▶ [SHORT PROBLEM] Search the listing below for the word "állami" and copy each line that holds it.

▶ [DATA SUPPLIED]
——————————

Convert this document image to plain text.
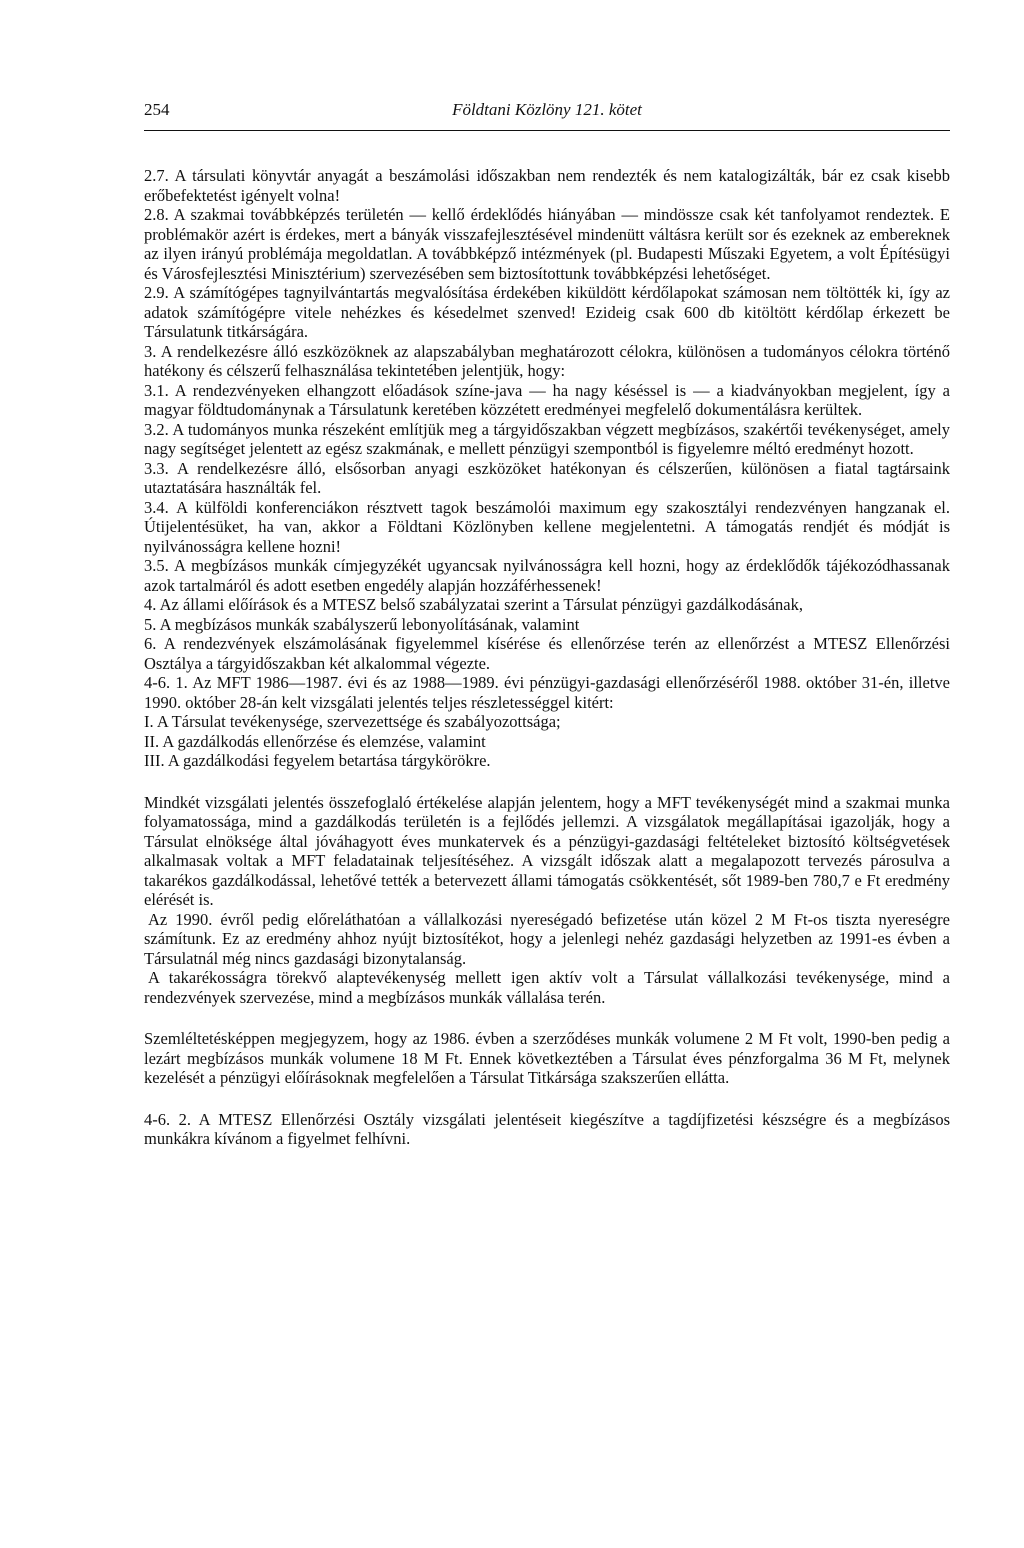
Földtani Közlöny 121. kötet
254

2.7. A társulati könyvtár anyagát a beszámolási időszakban nem rendezték és nem katalogizálták, bár ez csak kisebb erőbefektetést igényelt volna!

2.8. A szakmai továbbképzés területén — kellő érdeklődés hiányában — mindössze csak két tanfolyamot rendeztek. E problémakör azért is érdekes, mert a bányák visszafejlesztésével mindenütt váltásra került sor és ezeknek az embereknek az ilyen irányú problémája megoldatlan. A továbbképző intézmények (pl. Budapesti Műszaki Egyetem, a volt Építésügyi és Városfejlesztési Minisztérium) szervezésében sem biztosítottunk továbbképzési lehetőséget.

2.9. A számítógépes tagnyilvántartás megvalósítása érdekében kiküldött kérdőlapokat számosan nem töltötték ki, így az adatok számítógépre vitele nehézkes és késedelmet szenved! Ezideig csak 600 db kitöltött kérdőlap érkezett be Társulatunk titkárságára.

3. A rendelkezésre álló eszközöknek az alapszabályban meghatározott célokra, különösen a tudományos célokra történő hatékony és célszerű felhasználása tekintetében jelentjük, hogy:

3.1. A rendezvényeken elhangzott előadások színe-java — ha nagy késéssel is — a kiadványokban megjelent, így a magyar földtudománynak a Társulatunk keretében közzétett eredményei megfelelő dokumentálásra kerültek.

3.2. A tudományos munka részeként említjük meg a tárgyidőszakban végzett megbízásos, szakértői tevékenységet, amely nagy segítséget jelentett az egész szakmának, e mellett pénzügyi szempontból is figyelemre méltó eredményt hozott.

3.3. A rendelkezésre álló, elsősorban anyagi eszközöket hatékonyan és célszerűen, különösen a fiatal tagtársaink utaztatására használták fel.

3.4. A külföldi konferenciákon résztvett tagok beszámolói maximum egy szakosztályi rendezvényen hangzanak el. Útijelentésüket, ha van, akkor a Földtani Közlönyben kellene megjelentetni. A támogatás rendjét és módját is nyilvánosságra kellene hozni!

3.5. A megbízásos munkák címjegyzékét ugyancsak nyilvánosságra kell hozni, hogy az érdeklődők tájékozódhassanak azok tartalmáról és adott esetben engedély alapján hozzáférhessenek!

4. Az állami előírások és a MTESZ belső szabályzatai szerint a Társulat pénzügyi gazdálkodásának,

5. A megbízásos munkák szabályszerű lebonyolításának, valamint

6. A rendezvények elszámolásának figyelemmel kísérése és ellenőrzése terén az ellenőrzést a MTESZ Ellenőrzési Osztálya a tárgyidőszakban két alkalommal végezte.

4-6. 1. Az MFT 1986—1987. évi és az 1988—1989. évi pénzügyi-gazdasági ellenőrzéséről 1988. október 31-én, illetve 1990. október 28-án kelt vizsgálati jelentés teljes részletességgel kitért:

I. A Társulat tevékenysége, szervezettsége és szabályozottsága;

II. A gazdálkodás ellenőrzése és elemzése, valamint

III. A gazdálkodási fegyelem betartása tárgykörökre.

Mindkét vizsgálati jelentés összefoglaló értékelése alapján jelentem, hogy a MFT tevékenységét mind a szakmai munka folyamatossága, mind a gazdálkodás területén is a fejlődés jellemzi. A vizsgálatok megállapításai igazolják, hogy a Társulat elnöksége által jóváhagyott éves munkatervek és a pénzügyi-gazdasági feltételeket biztosító költségvetések alkalmasak voltak a MFT feladatainak teljesítéséhez. A vizsgált időszak alatt a megalapozott tervezés párosulva a takarékos gazdálkodással, lehetővé tették a betervezett állami támogatás csökkentését, sőt 1989-ben 780,7 e Ft eredmény elérését is.

Az 1990. évről pedig előreláthatóan a vállalkozási nyereségadó befizetése után közel 2 M Ft-os tiszta nyereségre számítunk. Ez az eredmény ahhoz nyújt biztosítékot, hogy a jelenlegi nehéz gazdasági helyzetben az 1991-es évben a Társulatnál még nincs gazdasági bizonytalanság.

A takarékosságra törekvő alaptevékenység mellett igen aktív volt a Társulat vállalkozási tevékenysége, mind a rendezvények szervezése, mind a megbízásos munkák vállalása terén.

Szemléltetésképpen megjegyzem, hogy az 1986. évben a szerződéses munkák volumene 2 M Ft volt, 1990-ben pedig a lezárt megbízásos munkák volumene 18 M Ft. Ennek következtében a Társulat éves pénzforgalma 36 M Ft, melynek kezelését a pénzügyi előírásoknak megfelelően a Társulat Titkársága szakszerűen ellátta.

4-6. 2. A MTESZ Ellenőrzési Osztály vizsgálati jelentéseit kiegészítve a tagdíjfizetési készségre és a megbízásos munkákra kívánom a figyelmet felhívni.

——————————

▶ [FULL OUTPUT]
4. Az állami előírások és a MTESZ belső szabályzatai szerint a Társulat pénzügyi gazdálkodásának,
Mindkét vizsgálati jelentés összefoglaló értékelése alapján jelentem, hogy a MFT tevékenységét mind a szakmai munka folyamatossága, mind a gazdálkodás területén is a fejlődés jellemzi. A vizsgálatok megállapításai igazolják, hogy a Társulat elnöksége által jóváhagyott éves munkatervek és a pénzügyi-gazdasági feltételeket biztosító költségvetések alkalmasak voltak a MFT feladatainak teljesítéséhez. A vizsgált időszak alatt a megalapozott tervezés párosulva a takarékos gazdálkodással, lehetővé tették a betervezett állami támogatás csökkentését, sőt 1989-ben 780,7 e Ft eredmény elérését is.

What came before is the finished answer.